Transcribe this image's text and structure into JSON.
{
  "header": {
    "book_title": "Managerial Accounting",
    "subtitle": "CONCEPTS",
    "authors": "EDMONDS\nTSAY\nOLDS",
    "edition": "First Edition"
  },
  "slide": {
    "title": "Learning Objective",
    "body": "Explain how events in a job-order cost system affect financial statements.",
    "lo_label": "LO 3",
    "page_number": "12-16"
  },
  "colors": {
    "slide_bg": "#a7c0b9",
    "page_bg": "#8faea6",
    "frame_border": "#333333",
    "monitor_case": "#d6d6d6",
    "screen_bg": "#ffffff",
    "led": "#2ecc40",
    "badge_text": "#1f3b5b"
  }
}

### Your task:
The whole listing above needs to be written out again exactly.

### Response to the task:
Transcribe this image's text and structure into JSON.
{
  "header": {
    "book_title": "Managerial Accounting",
    "subtitle": "CONCEPTS",
    "authors": "EDMONDS\nTSAY\nOLDS",
    "edition": "First Edition"
  },
  "slide": {
    "title": "Learning Objective",
    "body": "Explain how events in a job-order cost system affect financial statements.",
    "lo_label": "LO 3",
    "page_number": "12-16"
  },
  "colors": {
    "slide_bg": "#a7c0b9",
    "page_bg": "#8faea6",
    "frame_border": "#333333",
    "monitor_case": "#d6d6d6",
    "screen_bg": "#ffffff",
    "led": "#2ecc40",
    "badge_text": "#1f3b5b"
  }
}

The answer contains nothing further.